(Problem description):
Note each line of the listing that contains the string "this", and copy it.

Data records:
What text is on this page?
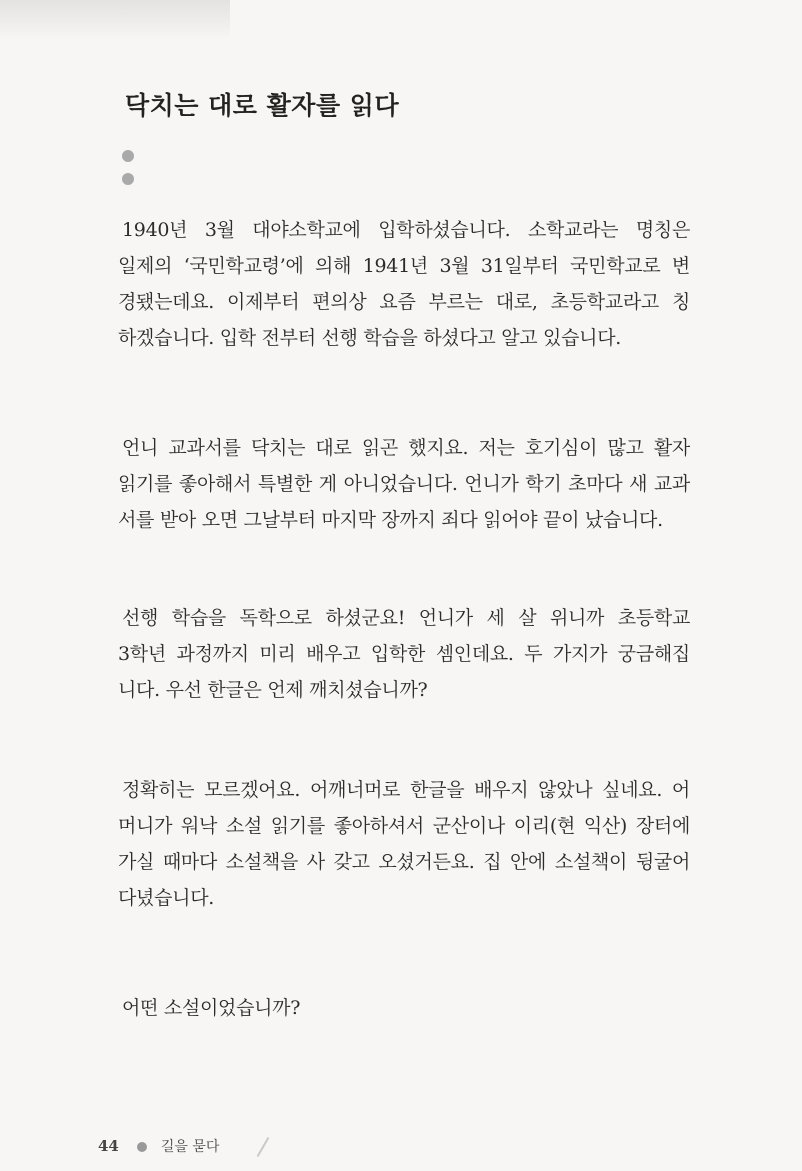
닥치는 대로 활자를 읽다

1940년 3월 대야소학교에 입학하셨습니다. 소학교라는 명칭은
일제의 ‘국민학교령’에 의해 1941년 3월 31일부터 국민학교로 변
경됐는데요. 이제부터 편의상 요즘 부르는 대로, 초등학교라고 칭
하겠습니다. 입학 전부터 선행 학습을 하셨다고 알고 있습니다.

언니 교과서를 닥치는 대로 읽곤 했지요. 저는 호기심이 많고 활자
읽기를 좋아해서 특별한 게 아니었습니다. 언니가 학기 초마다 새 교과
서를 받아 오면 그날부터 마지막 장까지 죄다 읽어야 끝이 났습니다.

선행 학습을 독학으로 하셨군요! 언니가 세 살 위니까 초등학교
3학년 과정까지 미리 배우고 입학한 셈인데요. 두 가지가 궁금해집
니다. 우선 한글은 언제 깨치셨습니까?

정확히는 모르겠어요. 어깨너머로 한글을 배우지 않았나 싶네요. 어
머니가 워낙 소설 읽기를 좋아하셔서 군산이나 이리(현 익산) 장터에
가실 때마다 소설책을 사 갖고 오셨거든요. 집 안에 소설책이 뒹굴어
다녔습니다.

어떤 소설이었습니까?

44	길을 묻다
...
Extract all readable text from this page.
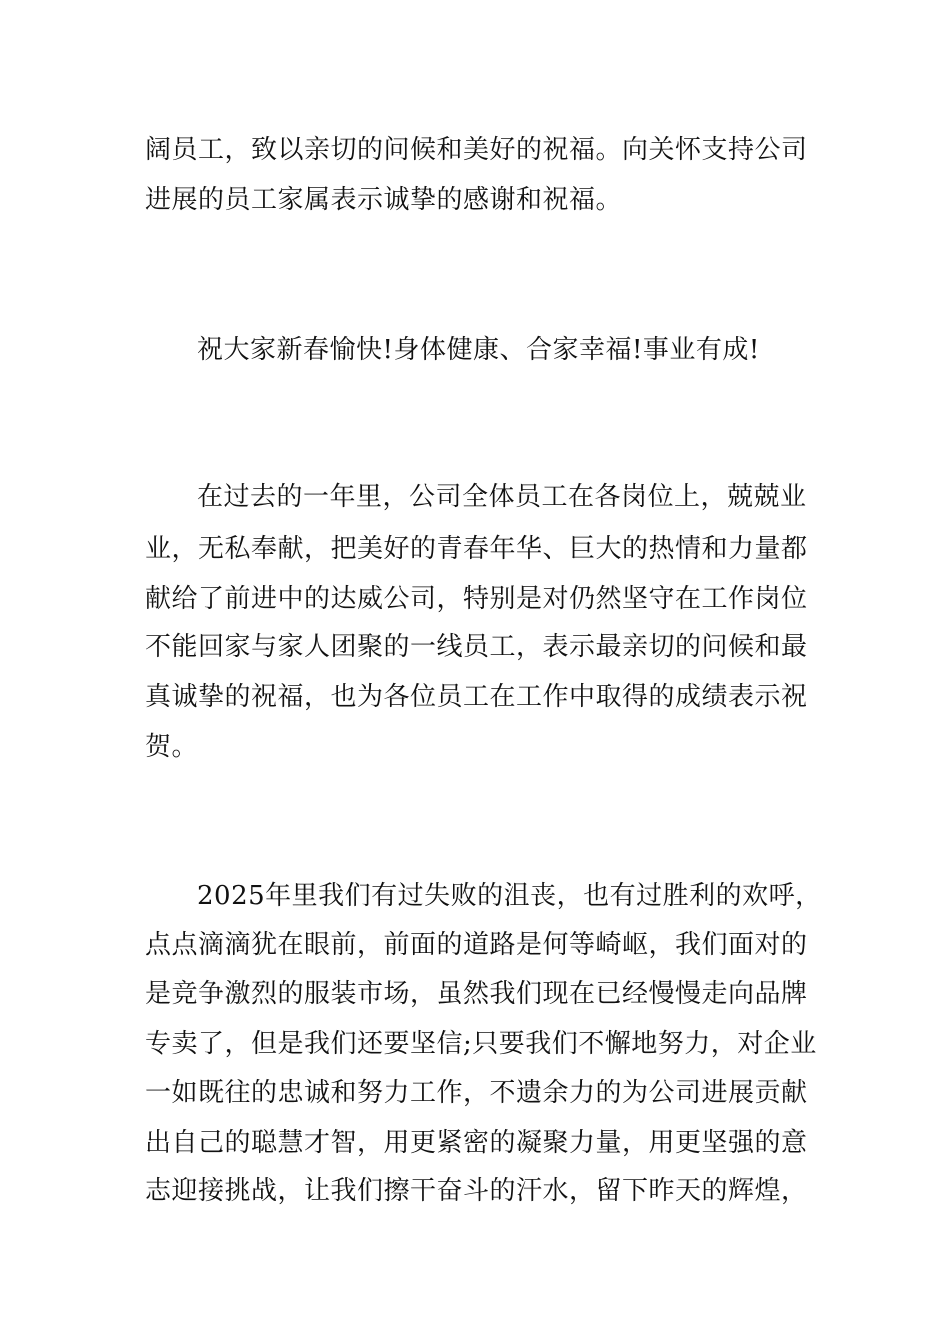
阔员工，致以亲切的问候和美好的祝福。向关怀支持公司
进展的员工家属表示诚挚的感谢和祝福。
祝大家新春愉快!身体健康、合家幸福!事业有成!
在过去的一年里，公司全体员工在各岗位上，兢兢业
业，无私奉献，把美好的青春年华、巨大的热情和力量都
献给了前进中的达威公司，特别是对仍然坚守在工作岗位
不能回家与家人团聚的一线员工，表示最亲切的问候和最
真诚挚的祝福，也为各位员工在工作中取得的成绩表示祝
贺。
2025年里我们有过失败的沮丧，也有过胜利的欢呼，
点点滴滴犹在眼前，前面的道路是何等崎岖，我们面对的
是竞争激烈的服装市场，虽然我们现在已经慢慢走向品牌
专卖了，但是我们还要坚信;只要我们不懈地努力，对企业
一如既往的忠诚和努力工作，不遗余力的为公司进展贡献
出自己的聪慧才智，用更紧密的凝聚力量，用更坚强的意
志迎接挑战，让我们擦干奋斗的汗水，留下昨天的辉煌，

(Solution):
What text is on this page?
Extract all readable text from this page.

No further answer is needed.